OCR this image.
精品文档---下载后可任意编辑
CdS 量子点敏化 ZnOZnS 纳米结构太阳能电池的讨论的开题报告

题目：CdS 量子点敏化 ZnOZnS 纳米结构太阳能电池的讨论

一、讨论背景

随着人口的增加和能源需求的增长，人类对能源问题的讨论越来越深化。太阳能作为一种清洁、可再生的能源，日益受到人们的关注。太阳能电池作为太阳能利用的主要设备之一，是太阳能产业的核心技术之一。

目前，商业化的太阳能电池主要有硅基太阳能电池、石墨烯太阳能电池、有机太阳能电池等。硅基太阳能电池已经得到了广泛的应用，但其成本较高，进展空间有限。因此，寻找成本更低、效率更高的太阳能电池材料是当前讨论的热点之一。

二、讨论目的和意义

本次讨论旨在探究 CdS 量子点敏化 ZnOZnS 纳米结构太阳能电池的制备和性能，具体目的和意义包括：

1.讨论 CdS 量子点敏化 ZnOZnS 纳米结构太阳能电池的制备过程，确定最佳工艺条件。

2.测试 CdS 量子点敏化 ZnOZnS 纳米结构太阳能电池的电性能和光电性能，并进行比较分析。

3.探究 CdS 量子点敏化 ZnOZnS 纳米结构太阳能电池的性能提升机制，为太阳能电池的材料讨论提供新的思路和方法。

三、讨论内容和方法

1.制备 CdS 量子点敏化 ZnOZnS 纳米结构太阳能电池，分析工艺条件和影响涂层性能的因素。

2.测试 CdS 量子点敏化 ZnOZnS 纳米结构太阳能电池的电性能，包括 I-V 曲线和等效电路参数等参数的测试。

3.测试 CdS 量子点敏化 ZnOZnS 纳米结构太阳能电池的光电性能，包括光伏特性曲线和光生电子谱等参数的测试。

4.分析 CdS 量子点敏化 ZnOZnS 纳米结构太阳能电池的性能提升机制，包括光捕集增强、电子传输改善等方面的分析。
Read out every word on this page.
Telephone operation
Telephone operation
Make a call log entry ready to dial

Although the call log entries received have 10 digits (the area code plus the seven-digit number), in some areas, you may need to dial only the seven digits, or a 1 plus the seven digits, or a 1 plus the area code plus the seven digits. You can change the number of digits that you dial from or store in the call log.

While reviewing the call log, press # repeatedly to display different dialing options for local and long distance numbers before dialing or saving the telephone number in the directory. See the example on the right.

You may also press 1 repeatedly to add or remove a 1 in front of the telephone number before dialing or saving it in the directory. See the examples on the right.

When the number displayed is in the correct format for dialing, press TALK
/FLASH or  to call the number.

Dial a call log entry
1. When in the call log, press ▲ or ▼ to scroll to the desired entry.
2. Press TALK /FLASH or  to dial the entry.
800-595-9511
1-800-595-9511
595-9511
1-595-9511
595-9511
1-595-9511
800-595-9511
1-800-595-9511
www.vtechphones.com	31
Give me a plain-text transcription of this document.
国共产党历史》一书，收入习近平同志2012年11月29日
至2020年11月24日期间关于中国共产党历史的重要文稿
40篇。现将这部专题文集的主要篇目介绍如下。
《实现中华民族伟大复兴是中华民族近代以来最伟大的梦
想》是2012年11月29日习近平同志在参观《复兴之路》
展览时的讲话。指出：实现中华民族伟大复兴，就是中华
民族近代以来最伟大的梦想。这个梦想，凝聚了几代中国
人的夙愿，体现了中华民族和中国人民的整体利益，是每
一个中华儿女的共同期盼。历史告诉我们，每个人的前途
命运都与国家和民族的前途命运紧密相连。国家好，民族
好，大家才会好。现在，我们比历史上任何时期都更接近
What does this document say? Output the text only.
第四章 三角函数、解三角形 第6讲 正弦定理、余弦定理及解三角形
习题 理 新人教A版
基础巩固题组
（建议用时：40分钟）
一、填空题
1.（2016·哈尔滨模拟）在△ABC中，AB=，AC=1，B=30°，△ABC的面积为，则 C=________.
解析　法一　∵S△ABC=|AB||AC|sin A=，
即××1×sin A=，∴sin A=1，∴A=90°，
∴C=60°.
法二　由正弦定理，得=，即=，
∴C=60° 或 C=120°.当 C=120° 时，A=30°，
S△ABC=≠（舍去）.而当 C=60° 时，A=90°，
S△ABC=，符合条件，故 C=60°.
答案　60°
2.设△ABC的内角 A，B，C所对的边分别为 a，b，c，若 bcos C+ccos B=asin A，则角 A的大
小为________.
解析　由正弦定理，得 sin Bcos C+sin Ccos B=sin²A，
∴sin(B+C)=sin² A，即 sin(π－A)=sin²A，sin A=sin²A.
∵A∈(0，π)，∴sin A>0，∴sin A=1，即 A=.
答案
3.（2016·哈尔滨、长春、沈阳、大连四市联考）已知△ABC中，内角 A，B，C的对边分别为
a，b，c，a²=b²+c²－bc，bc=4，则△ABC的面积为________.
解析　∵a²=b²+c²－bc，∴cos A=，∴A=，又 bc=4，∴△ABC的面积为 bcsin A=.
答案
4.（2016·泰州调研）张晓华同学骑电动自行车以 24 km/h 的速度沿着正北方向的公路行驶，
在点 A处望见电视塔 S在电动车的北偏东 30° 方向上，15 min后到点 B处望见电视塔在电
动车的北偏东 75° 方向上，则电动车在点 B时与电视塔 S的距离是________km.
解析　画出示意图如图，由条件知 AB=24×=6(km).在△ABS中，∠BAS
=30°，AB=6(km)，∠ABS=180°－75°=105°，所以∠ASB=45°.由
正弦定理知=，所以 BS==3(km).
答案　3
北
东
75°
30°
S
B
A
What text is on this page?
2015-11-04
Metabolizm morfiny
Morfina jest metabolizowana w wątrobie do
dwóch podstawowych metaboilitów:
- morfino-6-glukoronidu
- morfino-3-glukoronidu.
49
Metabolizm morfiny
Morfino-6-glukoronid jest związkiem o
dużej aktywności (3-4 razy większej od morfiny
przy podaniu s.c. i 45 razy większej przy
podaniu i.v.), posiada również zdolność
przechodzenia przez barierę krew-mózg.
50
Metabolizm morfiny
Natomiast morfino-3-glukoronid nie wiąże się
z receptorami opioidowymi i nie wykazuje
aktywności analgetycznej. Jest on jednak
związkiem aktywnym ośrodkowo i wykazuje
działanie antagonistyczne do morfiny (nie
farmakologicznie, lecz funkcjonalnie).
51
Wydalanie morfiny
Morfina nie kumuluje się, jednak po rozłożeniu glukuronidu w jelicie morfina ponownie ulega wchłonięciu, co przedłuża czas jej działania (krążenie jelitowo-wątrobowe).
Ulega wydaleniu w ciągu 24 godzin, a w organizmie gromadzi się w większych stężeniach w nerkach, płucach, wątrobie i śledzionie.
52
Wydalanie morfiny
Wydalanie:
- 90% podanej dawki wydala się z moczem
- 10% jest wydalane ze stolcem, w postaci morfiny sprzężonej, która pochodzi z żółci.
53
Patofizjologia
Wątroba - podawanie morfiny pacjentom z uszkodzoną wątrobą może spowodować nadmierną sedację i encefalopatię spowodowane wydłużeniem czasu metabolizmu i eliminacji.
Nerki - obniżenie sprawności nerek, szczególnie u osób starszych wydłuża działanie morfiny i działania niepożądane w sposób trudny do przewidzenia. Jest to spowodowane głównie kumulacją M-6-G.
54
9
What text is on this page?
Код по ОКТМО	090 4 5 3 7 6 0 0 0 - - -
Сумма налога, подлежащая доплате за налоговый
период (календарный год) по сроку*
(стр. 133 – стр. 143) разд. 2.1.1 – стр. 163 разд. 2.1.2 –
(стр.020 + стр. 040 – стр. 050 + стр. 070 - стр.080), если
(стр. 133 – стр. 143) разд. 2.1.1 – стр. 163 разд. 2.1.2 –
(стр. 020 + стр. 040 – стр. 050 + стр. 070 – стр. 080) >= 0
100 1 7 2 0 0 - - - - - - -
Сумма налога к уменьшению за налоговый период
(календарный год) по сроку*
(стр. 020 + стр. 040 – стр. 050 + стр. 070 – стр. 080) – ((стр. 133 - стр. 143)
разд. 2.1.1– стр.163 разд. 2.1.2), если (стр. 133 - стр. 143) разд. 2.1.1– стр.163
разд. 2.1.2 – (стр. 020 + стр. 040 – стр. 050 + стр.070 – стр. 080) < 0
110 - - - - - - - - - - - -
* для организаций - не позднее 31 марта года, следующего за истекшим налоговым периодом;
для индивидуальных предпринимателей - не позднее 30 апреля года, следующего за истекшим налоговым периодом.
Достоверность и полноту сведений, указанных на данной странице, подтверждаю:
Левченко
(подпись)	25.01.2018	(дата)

════════════════

(Problem details): Report how many lines in the listing include the word "если". Give nothing but the count.

(Written response): 2